_Record set:_

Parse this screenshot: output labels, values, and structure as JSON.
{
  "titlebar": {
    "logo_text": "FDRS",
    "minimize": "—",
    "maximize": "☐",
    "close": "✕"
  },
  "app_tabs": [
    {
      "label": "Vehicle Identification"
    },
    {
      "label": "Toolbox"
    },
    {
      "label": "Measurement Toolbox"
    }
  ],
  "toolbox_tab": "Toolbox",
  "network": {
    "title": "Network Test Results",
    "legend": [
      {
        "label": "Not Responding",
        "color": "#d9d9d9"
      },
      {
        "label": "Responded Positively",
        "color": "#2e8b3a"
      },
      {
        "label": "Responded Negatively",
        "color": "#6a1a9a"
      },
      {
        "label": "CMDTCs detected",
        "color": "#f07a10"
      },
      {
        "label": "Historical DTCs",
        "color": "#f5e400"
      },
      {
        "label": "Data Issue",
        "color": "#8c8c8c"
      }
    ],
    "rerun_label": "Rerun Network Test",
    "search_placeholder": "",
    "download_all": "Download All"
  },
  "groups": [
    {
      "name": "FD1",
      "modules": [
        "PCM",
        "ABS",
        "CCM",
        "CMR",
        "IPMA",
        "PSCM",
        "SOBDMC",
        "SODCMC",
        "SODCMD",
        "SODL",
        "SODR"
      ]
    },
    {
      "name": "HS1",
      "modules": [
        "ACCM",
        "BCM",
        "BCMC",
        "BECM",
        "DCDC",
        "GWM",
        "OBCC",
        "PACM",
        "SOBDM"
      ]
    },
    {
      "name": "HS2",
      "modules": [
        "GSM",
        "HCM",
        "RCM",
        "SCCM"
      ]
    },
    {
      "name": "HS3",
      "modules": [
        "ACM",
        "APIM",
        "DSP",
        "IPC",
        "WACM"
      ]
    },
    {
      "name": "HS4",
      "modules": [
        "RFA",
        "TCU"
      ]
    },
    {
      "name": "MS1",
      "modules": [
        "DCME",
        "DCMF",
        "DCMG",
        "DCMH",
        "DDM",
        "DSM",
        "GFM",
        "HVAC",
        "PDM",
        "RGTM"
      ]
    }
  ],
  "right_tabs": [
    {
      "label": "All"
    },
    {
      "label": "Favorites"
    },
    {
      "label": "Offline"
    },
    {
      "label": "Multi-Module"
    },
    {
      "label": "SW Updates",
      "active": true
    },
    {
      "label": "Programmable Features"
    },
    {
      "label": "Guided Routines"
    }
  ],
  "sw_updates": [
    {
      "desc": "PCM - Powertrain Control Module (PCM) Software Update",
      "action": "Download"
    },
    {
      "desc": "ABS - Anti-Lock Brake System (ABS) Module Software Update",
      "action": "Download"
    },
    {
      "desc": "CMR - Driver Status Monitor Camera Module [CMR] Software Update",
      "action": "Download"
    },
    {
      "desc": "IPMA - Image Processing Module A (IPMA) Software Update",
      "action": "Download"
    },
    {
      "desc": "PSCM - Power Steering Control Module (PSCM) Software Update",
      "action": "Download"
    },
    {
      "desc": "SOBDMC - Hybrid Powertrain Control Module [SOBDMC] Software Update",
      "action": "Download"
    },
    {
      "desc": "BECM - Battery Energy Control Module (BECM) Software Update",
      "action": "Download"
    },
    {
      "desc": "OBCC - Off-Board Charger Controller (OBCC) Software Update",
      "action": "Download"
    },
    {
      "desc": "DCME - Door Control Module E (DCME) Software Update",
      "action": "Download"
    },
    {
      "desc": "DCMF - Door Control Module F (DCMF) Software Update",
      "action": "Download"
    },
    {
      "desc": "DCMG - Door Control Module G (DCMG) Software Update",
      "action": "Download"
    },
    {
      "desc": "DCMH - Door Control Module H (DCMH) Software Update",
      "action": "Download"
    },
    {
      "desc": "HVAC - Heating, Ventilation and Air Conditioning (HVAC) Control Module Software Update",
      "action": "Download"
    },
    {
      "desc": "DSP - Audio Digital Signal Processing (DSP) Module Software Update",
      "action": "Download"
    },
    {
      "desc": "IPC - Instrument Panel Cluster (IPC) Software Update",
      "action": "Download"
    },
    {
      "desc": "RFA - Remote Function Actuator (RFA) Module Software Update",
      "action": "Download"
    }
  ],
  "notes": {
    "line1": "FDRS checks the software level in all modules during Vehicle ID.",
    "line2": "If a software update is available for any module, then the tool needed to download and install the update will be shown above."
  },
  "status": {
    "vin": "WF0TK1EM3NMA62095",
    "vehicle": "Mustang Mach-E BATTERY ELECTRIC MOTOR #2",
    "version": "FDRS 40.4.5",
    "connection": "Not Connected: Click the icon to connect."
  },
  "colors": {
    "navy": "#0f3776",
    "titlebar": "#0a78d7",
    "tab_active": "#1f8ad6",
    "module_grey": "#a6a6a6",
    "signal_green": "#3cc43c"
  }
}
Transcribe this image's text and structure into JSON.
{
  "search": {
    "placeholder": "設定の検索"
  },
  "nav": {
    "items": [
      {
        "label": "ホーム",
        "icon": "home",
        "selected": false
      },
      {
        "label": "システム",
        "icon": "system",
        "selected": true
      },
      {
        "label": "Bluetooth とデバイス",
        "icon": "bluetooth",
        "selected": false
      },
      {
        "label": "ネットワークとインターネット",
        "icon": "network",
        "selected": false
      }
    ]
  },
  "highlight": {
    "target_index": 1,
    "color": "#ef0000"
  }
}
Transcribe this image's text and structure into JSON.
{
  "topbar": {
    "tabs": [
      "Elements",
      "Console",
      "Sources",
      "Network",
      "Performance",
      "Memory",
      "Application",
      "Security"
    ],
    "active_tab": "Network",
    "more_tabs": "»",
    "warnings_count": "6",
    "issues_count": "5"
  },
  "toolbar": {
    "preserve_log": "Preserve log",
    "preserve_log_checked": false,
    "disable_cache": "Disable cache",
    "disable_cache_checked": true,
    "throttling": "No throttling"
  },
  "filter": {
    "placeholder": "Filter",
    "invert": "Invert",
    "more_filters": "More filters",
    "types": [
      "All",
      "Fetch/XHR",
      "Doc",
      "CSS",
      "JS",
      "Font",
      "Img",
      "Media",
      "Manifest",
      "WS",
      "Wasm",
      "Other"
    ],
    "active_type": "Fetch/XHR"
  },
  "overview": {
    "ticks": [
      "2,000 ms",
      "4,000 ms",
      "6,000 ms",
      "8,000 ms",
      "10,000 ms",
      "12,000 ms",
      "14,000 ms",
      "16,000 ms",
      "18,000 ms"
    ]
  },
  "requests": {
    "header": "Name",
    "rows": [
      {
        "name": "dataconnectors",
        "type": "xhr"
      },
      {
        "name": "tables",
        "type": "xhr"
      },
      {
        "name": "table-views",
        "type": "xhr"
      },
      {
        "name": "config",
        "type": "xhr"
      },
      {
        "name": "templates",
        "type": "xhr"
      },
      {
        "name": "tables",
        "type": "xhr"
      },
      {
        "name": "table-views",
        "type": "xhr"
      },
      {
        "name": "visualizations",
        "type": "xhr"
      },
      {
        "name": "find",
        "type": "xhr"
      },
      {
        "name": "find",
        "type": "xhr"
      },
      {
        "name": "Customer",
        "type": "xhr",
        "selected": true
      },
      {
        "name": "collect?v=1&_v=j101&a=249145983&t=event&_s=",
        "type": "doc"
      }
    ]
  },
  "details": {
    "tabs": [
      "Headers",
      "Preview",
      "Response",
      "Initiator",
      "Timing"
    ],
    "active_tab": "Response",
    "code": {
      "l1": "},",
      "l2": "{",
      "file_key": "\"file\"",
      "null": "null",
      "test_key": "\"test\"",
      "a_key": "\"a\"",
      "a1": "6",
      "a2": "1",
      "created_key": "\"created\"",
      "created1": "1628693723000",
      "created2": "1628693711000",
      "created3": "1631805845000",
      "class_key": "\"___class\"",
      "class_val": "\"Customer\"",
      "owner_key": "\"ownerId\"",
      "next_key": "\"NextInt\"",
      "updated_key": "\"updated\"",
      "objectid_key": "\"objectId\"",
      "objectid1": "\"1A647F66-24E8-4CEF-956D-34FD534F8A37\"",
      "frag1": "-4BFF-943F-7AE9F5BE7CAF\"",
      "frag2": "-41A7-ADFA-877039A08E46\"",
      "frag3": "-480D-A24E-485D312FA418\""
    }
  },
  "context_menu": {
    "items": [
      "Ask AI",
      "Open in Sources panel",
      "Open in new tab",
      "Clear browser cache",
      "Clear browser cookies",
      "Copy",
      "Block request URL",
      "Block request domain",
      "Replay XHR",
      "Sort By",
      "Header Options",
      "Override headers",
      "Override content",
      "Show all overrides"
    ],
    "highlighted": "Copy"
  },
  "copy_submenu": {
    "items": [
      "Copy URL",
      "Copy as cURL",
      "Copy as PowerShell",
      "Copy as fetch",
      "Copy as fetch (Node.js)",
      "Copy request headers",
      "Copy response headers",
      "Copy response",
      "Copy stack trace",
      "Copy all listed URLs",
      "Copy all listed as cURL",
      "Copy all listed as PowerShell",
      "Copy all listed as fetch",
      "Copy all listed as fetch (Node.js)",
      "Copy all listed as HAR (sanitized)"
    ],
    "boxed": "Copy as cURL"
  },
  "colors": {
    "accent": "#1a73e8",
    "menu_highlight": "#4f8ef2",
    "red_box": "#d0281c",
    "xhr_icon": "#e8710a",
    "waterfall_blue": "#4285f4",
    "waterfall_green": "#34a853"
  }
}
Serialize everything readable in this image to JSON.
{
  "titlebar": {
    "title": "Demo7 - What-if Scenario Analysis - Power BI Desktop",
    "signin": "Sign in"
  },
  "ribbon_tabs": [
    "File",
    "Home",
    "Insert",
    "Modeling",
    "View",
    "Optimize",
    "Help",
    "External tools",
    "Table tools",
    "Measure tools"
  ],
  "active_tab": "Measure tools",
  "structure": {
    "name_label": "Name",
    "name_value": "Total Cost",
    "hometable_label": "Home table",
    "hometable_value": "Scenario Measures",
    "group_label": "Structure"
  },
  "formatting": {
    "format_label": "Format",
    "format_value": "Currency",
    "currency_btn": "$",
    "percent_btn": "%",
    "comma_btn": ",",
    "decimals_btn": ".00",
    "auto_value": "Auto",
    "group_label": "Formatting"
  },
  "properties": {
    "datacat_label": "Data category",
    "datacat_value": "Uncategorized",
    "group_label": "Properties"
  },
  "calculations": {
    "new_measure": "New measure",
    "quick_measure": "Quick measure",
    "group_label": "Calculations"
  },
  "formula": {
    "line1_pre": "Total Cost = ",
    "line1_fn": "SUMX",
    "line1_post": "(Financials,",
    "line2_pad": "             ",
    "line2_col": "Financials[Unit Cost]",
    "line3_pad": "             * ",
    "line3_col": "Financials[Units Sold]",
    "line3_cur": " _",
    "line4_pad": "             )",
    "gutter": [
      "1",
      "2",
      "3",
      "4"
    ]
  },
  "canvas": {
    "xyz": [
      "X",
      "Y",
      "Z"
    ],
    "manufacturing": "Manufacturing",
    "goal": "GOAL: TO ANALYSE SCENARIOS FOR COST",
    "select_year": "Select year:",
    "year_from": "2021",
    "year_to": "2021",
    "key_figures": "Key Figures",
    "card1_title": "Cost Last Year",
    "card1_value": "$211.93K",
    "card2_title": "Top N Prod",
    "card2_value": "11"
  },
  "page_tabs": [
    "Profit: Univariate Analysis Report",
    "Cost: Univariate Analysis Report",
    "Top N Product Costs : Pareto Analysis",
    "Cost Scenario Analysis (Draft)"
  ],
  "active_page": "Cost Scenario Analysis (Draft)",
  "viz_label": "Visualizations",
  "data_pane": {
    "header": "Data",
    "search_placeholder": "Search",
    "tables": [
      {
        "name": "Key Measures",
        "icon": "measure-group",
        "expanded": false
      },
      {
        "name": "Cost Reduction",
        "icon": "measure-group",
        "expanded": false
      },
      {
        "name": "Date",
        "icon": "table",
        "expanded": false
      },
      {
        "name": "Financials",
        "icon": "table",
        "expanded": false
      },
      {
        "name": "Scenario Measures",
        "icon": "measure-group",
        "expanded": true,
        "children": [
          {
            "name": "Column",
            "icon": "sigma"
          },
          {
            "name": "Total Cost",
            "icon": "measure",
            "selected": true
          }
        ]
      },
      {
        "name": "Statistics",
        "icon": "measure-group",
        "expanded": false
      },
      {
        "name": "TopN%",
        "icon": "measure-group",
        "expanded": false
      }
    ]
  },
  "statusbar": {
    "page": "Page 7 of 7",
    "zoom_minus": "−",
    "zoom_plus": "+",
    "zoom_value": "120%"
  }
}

_Problem details:_
Wherever a line in the data above holds "Door", copy that line.

_Correct response:_
      "desc": "DCME - Door Control Module E (DCME) Software Update",
      "desc": "DCMF - Door Control Module F (DCMF) Software Update",
      "desc": "DCMG - Door Control Module G (DCMG) Software Update",
      "desc": "DCMH - Door Control Module H (DCMH) Software Update",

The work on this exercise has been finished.